EXERCISE GOAL: Copy all the material below, exactly as it stands.

EXTRACTED MATERIAL:
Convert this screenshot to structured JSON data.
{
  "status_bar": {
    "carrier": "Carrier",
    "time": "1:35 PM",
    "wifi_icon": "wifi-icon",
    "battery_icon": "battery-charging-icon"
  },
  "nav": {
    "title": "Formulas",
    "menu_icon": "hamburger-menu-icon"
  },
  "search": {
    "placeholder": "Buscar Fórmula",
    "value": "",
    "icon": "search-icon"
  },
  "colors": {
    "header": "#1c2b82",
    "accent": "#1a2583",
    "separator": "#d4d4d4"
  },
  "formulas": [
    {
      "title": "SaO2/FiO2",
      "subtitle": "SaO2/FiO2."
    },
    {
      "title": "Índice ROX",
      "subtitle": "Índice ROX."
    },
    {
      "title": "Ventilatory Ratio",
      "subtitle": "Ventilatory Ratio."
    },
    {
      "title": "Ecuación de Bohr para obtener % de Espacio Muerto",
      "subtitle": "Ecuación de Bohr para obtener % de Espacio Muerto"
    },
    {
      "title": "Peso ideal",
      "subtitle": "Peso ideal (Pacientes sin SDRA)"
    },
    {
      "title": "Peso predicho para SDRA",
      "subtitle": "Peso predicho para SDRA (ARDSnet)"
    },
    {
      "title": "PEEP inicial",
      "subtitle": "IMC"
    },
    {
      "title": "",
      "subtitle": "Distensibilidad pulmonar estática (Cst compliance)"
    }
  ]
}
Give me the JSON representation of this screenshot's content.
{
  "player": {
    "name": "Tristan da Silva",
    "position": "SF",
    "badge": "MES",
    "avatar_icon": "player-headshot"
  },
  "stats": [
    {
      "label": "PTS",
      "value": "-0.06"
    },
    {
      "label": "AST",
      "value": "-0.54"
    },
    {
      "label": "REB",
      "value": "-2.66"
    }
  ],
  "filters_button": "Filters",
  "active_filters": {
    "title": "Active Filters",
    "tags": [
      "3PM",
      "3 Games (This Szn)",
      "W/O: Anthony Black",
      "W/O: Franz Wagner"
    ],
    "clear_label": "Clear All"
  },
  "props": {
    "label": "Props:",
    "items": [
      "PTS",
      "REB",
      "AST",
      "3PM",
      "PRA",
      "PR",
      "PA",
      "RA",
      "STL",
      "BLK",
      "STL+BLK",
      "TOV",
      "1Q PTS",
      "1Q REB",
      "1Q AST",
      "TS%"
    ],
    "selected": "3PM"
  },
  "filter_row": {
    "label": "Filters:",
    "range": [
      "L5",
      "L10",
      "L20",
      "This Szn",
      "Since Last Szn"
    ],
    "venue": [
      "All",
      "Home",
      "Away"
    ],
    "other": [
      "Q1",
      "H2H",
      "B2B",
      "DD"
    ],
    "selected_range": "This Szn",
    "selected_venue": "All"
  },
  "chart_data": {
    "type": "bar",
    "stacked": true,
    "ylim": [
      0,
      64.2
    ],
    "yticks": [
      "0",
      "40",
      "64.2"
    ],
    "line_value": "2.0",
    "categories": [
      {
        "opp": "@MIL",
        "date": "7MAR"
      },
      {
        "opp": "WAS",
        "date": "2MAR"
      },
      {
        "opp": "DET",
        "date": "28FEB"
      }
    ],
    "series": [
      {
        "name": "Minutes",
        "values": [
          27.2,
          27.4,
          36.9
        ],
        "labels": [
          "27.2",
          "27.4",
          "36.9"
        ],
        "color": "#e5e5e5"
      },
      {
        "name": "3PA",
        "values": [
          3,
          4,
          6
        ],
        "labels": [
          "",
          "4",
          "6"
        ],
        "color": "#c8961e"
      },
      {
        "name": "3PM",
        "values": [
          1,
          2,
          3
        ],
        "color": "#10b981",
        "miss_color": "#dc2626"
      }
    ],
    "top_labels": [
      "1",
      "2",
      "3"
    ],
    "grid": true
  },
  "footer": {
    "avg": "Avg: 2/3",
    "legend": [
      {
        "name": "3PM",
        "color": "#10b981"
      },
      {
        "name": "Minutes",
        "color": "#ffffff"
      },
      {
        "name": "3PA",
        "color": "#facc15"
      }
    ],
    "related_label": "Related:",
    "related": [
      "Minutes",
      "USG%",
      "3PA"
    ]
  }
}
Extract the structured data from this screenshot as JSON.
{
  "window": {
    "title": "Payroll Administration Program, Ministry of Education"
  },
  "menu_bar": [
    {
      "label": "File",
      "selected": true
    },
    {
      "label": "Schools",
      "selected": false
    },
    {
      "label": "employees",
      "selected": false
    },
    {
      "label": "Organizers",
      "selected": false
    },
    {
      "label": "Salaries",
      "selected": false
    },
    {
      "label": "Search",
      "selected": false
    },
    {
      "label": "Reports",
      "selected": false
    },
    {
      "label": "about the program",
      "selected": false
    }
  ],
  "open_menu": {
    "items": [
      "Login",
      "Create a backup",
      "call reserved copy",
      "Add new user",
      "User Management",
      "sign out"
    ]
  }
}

WORKED ANSWER:
Convert this screenshot to structured JSON data.
{
  "status_bar": {
    "carrier": "Carrier",
    "time": "1:35 PM",
    "wifi_icon": "wifi-icon",
    "battery_icon": "battery-charging-icon"
  },
  "nav": {
    "title": "Formulas",
    "menu_icon": "hamburger-menu-icon"
  },
  "search": {
    "placeholder": "Buscar Fórmula",
    "value": "",
    "icon": "search-icon"
  },
  "colors": {
    "header": "#1c2b82",
    "accent": "#1a2583",
    "separator": "#d4d4d4"
  },
  "formulas": [
    {
      "title": "SaO2/FiO2",
      "subtitle": "SaO2/FiO2."
    },
    {
      "title": "Índice ROX",
      "subtitle": "Índice ROX."
    },
    {
      "title": "Ventilatory Ratio",
      "subtitle": "Ventilatory Ratio."
    },
    {
      "title": "Ecuación de Bohr para obtener % de Espacio Muerto",
      "subtitle": "Ecuación de Bohr para obtener % de Espacio Muerto"
    },
    {
      "title": "Peso ideal",
      "subtitle": "Peso ideal (Pacientes sin SDRA)"
    },
    {
      "title": "Peso predicho para SDRA",
      "subtitle": "Peso predicho para SDRA (ARDSnet)"
    },
    {
      "title": "PEEP inicial",
      "subtitle": "IMC"
    },
    {
      "title": "",
      "subtitle": "Distensibilidad pulmonar estática (Cst compliance)"
    }
  ]
}
Give me the JSON representation of this screenshot's content.
{
  "player": {
    "name": "Tristan da Silva",
    "position": "SF",
    "badge": "MES",
    "avatar_icon": "player-headshot"
  },
  "stats": [
    {
      "label": "PTS",
      "value": "-0.06"
    },
    {
      "label": "AST",
      "value": "-0.54"
    },
    {
      "label": "REB",
      "value": "-2.66"
    }
  ],
  "filters_button": "Filters",
  "active_filters": {
    "title": "Active Filters",
    "tags": [
      "3PM",
      "3 Games (This Szn)",
      "W/O: Anthony Black",
      "W/O: Franz Wagner"
    ],
    "clear_label": "Clear All"
  },
  "props": {
    "label": "Props:",
    "items": [
      "PTS",
      "REB",
      "AST",
      "3PM",
      "PRA",
      "PR",
      "PA",
      "RA",
      "STL",
      "BLK",
      "STL+BLK",
      "TOV",
      "1Q PTS",
      "1Q REB",
      "1Q AST",
      "TS%"
    ],
    "selected": "3PM"
  },
  "filter_row": {
    "label": "Filters:",
    "range": [
      "L5",
      "L10",
      "L20",
      "This Szn",
      "Since Last Szn"
    ],
    "venue": [
      "All",
      "Home",
      "Away"
    ],
    "other": [
      "Q1",
      "H2H",
      "B2B",
      "DD"
    ],
    "selected_range": "This Szn",
    "selected_venue": "All"
  },
  "chart_data": {
    "type": "bar",
    "stacked": true,
    "ylim": [
      0,
      64.2
    ],
    "yticks": [
      "0",
      "40",
      "64.2"
    ],
    "line_value": "2.0",
    "categories": [
      {
        "opp": "@MIL",
        "date": "7MAR"
      },
      {
        "opp": "WAS",
        "date": "2MAR"
      },
      {
        "opp": "DET",
        "date": "28FEB"
      }
    ],
    "series": [
      {
        "name": "Minutes",
        "values": [
          27.2,
          27.4,
          36.9
        ],
        "labels": [
          "27.2",
          "27.4",
          "36.9"
        ],
        "color": "#e5e5e5"
      },
      {
        "name": "3PA",
        "values": [
          3,
          4,
          6
        ],
        "labels": [
          "",
          "4",
          "6"
        ],
        "color": "#c8961e"
      },
      {
        "name": "3PM",
        "values": [
          1,
          2,
          3
        ],
        "color": "#10b981",
        "miss_color": "#dc2626"
      }
    ],
    "top_labels": [
      "1",
      "2",
      "3"
    ],
    "grid": true
  },
  "footer": {
    "avg": "Avg: 2/3",
    "legend": [
      {
        "name": "3PM",
        "color": "#10b981"
      },
      {
        "name": "Minutes",
        "color": "#ffffff"
      },
      {
        "name": "3PA",
        "color": "#facc15"
      }
    ],
    "related_label": "Related:",
    "related": [
      "Minutes",
      "USG%",
      "3PA"
    ]
  }
}
Extract the structured data from this screenshot as JSON.
{
  "window": {
    "title": "Payroll Administration Program, Ministry of Education"
  },
  "menu_bar": [
    {
      "label": "File",
      "selected": true
    },
    {
      "label": "Schools",
      "selected": false
    },
    {
      "label": "employees",
      "selected": false
    },
    {
      "label": "Organizers",
      "selected": false
    },
    {
      "label": "Salaries",
      "selected": false
    },
    {
      "label": "Search",
      "selected": false
    },
    {
      "label": "Reports",
      "selected": false
    },
    {
      "label": "about the program",
      "selected": false
    }
  ],
  "open_menu": {
    "items": [
      "Login",
      "Create a backup",
      "call reserved copy",
      "Add new user",
      "User Management",
      "sign out"
    ]
  }
}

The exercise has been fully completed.